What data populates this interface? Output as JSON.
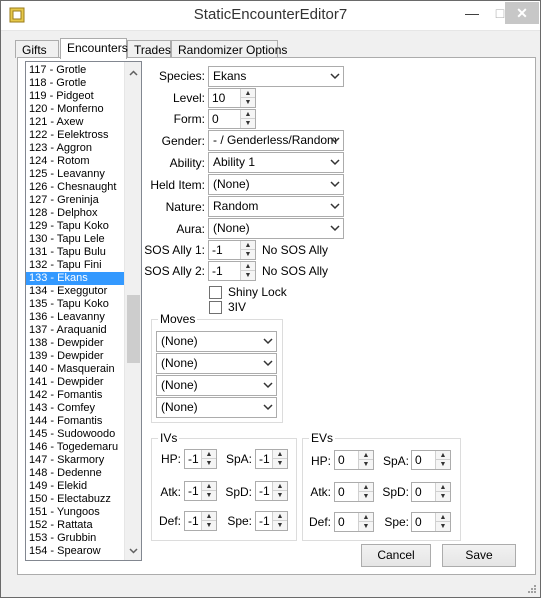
{
  "window": {
    "title": "StaticEncounterEditor7"
  },
  "tabs": [
    "Gifts",
    "Encounters",
    "Trades",
    "Randomizer Options"
  ],
  "species_list": {
    "items": [
      "117 - Grotle",
      "118 - Grotle",
      "119 - Pidgeot",
      "120 - Monferno",
      "121 - Axew",
      "122 - Eelektross",
      "123 - Aggron",
      "124 - Rotom",
      "125 - Leavanny",
      "126 - Chesnaught",
      "127 - Greninja",
      "128 - Delphox",
      "129 - Tapu Koko",
      "130 - Tapu Lele",
      "131 - Tapu Bulu",
      "132 - Tapu Fini",
      "133 - Ekans",
      "134 - Exeggutor",
      "135 - Tapu Koko",
      "136 - Leavanny",
      "137 - Araquanid",
      "138 - Dewpider",
      "139 - Dewpider",
      "140 - Masquerain",
      "141 - Dewpider",
      "142 - Fomantis",
      "143 - Comfey",
      "144 - Fomantis",
      "145 - Sudowoodo",
      "146 - Togedemaru",
      "147 - Skarmory",
      "148 - Dedenne",
      "149 - Elekid",
      "150 - Electabuzz",
      "151 - Yungoos",
      "152 - Rattata",
      "153 - Grubbin",
      "154 - Spearow"
    ],
    "selected": "133 - Ekans"
  },
  "form": {
    "species": {
      "label": "Species:",
      "value": "Ekans"
    },
    "level": {
      "label": "Level:",
      "value": "10"
    },
    "form": {
      "label": "Form:",
      "value": "0"
    },
    "gender": {
      "label": "Gender:",
      "value": "- / Genderless/Random"
    },
    "ability": {
      "label": "Ability:",
      "value": "Ability 1"
    },
    "held_item": {
      "label": "Held Item:",
      "value": "(None)"
    },
    "nature": {
      "label": "Nature:",
      "value": "Random"
    },
    "aura": {
      "label": "Aura:",
      "value": "(None)"
    },
    "sos_ally_1": {
      "label": "SOS Ally 1:",
      "value": "-1",
      "hint": "No SOS Ally"
    },
    "sos_ally_2": {
      "label": "SOS Ally 2:",
      "value": "-1",
      "hint": "No SOS Ally"
    },
    "shiny_lock": {
      "label": "Shiny Lock",
      "checked": false
    },
    "three_iv": {
      "label": "3IV",
      "checked": false
    }
  },
  "moves": {
    "title": "Moves",
    "slots": [
      "(None)",
      "(None)",
      "(None)",
      "(None)"
    ]
  },
  "ivs": {
    "title": "IVs",
    "hp": {
      "label": "HP:",
      "value": "-1"
    },
    "atk": {
      "label": "Atk:",
      "value": "-1"
    },
    "def": {
      "label": "Def:",
      "value": "-1"
    },
    "spa": {
      "label": "SpA:",
      "value": "-1"
    },
    "spd": {
      "label": "SpD:",
      "value": "-1"
    },
    "spe": {
      "label": "Spe:",
      "value": "-1"
    }
  },
  "evs": {
    "title": "EVs",
    "hp": {
      "label": "HP:",
      "value": "0"
    },
    "atk": {
      "label": "Atk:",
      "value": "0"
    },
    "def": {
      "label": "Def:",
      "value": "0"
    },
    "spa": {
      "label": "SpA:",
      "value": "0"
    },
    "spd": {
      "label": "SpD:",
      "value": "0"
    },
    "spe": {
      "label": "Spe:",
      "value": "0"
    }
  },
  "buttons": {
    "cancel": "Cancel",
    "save": "Save"
  }
}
---------------
▶ [Written problem]
Return to the listing above and set it down exactly, leaving out its pictures.

▶ [Correct output]
What data populates this interface? Output as JSON.
{
  "window": {
    "title": "StaticEncounterEditor7"
  },
  "tabs": [
    "Gifts",
    "Encounters",
    "Trades",
    "Randomizer Options"
  ],
  "species_list": {
    "items": [
      "117 - Grotle",
      "118 - Grotle",
      "119 - Pidgeot",
      "120 - Monferno",
      "121 - Axew",
      "122 - Eelektross",
      "123 - Aggron",
      "124 - Rotom",
      "125 - Leavanny",
      "126 - Chesnaught",
      "127 - Greninja",
      "128 - Delphox",
      "129 - Tapu Koko",
      "130 - Tapu Lele",
      "131 - Tapu Bulu",
      "132 - Tapu Fini",
      "133 - Ekans",
      "134 - Exeggutor",
      "135 - Tapu Koko",
      "136 - Leavanny",
      "137 - Araquanid",
      "138 - Dewpider",
      "139 - Dewpider",
      "140 - Masquerain",
      "141 - Dewpider",
      "142 - Fomantis",
      "143 - Comfey",
      "144 - Fomantis",
      "145 - Sudowoodo",
      "146 - Togedemaru",
      "147 - Skarmory",
      "148 - Dedenne",
      "149 - Elekid",
      "150 - Electabuzz",
      "151 - Yungoos",
      "152 - Rattata",
      "153 - Grubbin",
      "154 - Spearow"
    ],
    "selected": "133 - Ekans"
  },
  "form": {
    "species": {
      "label": "Species:",
      "value": "Ekans"
    },
    "level": {
      "label": "Level:",
      "value": "10"
    },
    "form": {
      "label": "Form:",
      "value": "0"
    },
    "gender": {
      "label": "Gender:",
      "value": "- / Genderless/Random"
    },
    "ability": {
      "label": "Ability:",
      "value": "Ability 1"
    },
    "held_item": {
      "label": "Held Item:",
      "value": "(None)"
    },
    "nature": {
      "label": "Nature:",
      "value": "Random"
    },
    "aura": {
      "label": "Aura:",
      "value": "(None)"
    },
    "sos_ally_1": {
      "label": "SOS Ally 1:",
      "value": "-1",
      "hint": "No SOS Ally"
    },
    "sos_ally_2": {
      "label": "SOS Ally 2:",
      "value": "-1",
      "hint": "No SOS Ally"
    },
    "shiny_lock": {
      "label": "Shiny Lock",
      "checked": false
    },
    "three_iv": {
      "label": "3IV",
      "checked": false
    }
  },
  "moves": {
    "title": "Moves",
    "slots": [
      "(None)",
      "(None)",
      "(None)",
      "(None)"
    ]
  },
  "ivs": {
    "title": "IVs",
    "hp": {
      "label": "HP:",
      "value": "-1"
    },
    "atk": {
      "label": "Atk:",
      "value": "-1"
    },
    "def": {
      "label": "Def:",
      "value": "-1"
    },
    "spa": {
      "label": "SpA:",
      "value": "-1"
    },
    "spd": {
      "label": "SpD:",
      "value": "-1"
    },
    "spe": {
      "label": "Spe:",
      "value": "-1"
    }
  },
  "evs": {
    "title": "EVs",
    "hp": {
      "label": "HP:",
      "value": "0"
    },
    "atk": {
      "label": "Atk:",
      "value": "0"
    },
    "def": {
      "label": "Def:",
      "value": "0"
    },
    "spa": {
      "label": "SpA:",
      "value": "0"
    },
    "spd": {
      "label": "SpD:",
      "value": "0"
    },
    "spe": {
      "label": "Spe:",
      "value": "0"
    }
  },
  "buttons": {
    "cancel": "Cancel",
    "save": "Save"
  }
}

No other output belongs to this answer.